### Data entries:
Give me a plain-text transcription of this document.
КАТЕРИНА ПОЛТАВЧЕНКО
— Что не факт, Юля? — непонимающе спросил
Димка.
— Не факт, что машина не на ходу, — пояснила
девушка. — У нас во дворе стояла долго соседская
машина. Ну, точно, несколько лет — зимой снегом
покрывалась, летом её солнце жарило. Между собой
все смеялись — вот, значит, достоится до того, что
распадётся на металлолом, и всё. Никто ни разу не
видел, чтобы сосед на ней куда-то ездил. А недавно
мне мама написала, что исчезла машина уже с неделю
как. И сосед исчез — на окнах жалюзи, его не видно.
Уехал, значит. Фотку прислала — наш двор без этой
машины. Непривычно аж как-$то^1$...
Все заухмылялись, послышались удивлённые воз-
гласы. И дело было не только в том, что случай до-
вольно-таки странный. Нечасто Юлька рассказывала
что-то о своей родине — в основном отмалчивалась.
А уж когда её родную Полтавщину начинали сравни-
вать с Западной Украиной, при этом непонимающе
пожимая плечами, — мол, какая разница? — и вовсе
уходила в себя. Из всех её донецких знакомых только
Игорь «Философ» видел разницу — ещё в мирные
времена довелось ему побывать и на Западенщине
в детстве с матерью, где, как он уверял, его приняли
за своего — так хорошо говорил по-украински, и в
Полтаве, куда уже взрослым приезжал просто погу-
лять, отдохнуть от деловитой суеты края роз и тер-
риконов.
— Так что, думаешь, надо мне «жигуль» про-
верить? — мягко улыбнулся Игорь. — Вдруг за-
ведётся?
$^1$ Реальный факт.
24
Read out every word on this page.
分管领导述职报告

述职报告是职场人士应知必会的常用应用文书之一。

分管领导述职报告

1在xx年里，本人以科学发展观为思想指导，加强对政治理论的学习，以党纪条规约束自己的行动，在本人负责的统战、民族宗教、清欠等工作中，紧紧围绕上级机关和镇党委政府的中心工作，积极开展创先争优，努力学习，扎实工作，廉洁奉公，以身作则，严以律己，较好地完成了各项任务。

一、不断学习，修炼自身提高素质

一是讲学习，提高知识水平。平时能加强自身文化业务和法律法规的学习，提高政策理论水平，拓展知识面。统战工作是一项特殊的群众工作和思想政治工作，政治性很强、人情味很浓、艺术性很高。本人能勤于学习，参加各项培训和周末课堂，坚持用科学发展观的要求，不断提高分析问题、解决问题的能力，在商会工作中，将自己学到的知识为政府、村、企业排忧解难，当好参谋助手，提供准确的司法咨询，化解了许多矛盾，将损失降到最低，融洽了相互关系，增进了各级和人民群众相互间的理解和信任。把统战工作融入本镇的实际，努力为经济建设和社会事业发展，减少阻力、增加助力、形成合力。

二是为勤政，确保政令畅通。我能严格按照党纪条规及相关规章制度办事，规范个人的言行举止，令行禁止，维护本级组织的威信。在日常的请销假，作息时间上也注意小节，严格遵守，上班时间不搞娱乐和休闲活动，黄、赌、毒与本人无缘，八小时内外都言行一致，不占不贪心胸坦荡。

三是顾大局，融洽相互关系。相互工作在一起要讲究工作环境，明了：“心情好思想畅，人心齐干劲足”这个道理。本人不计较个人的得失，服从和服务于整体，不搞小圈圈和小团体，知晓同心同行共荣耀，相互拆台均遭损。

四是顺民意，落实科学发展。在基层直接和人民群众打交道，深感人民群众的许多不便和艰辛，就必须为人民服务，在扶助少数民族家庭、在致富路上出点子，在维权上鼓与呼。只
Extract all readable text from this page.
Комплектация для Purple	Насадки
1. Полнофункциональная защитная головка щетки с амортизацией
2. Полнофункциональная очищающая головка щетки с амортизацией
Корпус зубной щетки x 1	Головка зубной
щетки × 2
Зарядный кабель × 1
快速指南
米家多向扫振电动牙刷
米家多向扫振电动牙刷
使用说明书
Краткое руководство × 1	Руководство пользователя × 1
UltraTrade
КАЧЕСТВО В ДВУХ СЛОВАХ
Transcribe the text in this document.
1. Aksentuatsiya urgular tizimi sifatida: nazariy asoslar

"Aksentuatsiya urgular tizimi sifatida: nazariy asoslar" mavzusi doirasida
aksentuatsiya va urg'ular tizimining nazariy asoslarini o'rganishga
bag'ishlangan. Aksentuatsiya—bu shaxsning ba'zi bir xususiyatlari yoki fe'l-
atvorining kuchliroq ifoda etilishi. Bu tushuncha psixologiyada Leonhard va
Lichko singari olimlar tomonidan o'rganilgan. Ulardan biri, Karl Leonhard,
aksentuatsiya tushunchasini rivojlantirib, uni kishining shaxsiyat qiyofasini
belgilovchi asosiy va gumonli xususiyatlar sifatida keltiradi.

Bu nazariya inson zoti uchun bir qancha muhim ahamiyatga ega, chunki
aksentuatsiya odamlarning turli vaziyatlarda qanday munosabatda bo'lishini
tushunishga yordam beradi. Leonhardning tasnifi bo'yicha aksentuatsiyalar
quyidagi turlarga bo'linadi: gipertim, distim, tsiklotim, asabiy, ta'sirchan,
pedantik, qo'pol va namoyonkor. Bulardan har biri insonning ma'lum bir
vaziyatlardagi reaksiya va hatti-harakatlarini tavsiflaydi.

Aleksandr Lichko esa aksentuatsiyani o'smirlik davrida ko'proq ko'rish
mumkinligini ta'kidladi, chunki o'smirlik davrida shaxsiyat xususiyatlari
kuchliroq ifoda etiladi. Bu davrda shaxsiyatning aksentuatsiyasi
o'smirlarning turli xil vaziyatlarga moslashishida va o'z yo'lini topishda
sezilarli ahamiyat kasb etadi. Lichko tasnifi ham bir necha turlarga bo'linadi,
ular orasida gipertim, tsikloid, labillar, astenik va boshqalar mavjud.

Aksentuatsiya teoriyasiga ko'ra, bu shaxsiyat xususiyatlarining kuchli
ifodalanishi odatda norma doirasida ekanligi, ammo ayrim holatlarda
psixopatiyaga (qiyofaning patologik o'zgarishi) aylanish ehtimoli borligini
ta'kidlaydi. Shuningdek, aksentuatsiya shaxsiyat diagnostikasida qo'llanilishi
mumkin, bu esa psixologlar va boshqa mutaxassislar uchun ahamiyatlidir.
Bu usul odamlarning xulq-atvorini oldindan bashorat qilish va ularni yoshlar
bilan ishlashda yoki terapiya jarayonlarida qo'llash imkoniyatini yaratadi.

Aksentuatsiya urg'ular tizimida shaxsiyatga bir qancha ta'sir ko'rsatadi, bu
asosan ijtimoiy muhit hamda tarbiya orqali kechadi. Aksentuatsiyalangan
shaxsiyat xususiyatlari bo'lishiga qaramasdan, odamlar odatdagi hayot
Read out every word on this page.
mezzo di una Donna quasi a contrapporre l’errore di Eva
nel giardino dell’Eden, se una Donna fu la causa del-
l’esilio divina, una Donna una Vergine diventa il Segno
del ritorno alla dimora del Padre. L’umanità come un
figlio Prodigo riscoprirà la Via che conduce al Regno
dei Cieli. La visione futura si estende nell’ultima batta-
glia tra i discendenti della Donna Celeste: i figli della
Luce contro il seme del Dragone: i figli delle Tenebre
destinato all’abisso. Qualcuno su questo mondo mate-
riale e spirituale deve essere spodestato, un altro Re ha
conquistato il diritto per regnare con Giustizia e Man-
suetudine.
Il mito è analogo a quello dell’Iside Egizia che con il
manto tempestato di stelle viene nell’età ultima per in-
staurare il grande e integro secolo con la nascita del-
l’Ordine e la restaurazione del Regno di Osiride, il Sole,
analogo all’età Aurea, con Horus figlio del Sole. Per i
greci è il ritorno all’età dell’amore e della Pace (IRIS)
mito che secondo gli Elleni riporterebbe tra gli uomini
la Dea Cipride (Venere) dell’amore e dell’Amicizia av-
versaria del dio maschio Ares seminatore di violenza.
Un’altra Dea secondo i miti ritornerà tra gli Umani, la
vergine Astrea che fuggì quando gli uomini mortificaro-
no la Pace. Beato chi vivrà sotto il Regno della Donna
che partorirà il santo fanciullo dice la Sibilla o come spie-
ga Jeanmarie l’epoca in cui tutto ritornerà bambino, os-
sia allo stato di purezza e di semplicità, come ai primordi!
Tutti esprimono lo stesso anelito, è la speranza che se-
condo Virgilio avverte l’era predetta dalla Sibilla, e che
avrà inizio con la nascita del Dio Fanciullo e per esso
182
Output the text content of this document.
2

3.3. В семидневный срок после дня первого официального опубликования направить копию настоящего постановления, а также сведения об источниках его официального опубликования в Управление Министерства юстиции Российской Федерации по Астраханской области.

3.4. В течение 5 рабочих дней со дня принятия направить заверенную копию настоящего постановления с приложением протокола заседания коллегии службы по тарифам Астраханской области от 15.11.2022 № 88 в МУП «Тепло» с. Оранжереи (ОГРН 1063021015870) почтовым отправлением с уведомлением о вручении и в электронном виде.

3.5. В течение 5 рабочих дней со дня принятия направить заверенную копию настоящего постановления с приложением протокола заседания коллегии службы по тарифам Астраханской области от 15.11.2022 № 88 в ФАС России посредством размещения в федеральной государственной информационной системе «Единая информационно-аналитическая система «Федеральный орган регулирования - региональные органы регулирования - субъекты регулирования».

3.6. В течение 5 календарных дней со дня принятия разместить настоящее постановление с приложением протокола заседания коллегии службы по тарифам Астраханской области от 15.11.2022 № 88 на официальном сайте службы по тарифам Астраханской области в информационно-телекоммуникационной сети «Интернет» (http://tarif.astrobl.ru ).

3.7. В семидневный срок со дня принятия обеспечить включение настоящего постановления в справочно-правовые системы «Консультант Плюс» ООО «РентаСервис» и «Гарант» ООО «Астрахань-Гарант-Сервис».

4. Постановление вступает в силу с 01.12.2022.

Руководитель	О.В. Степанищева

### Exercise:
Above are some records. Report the number of their lines that include "Lichko", and add nothing else.

### Solution for this task:
3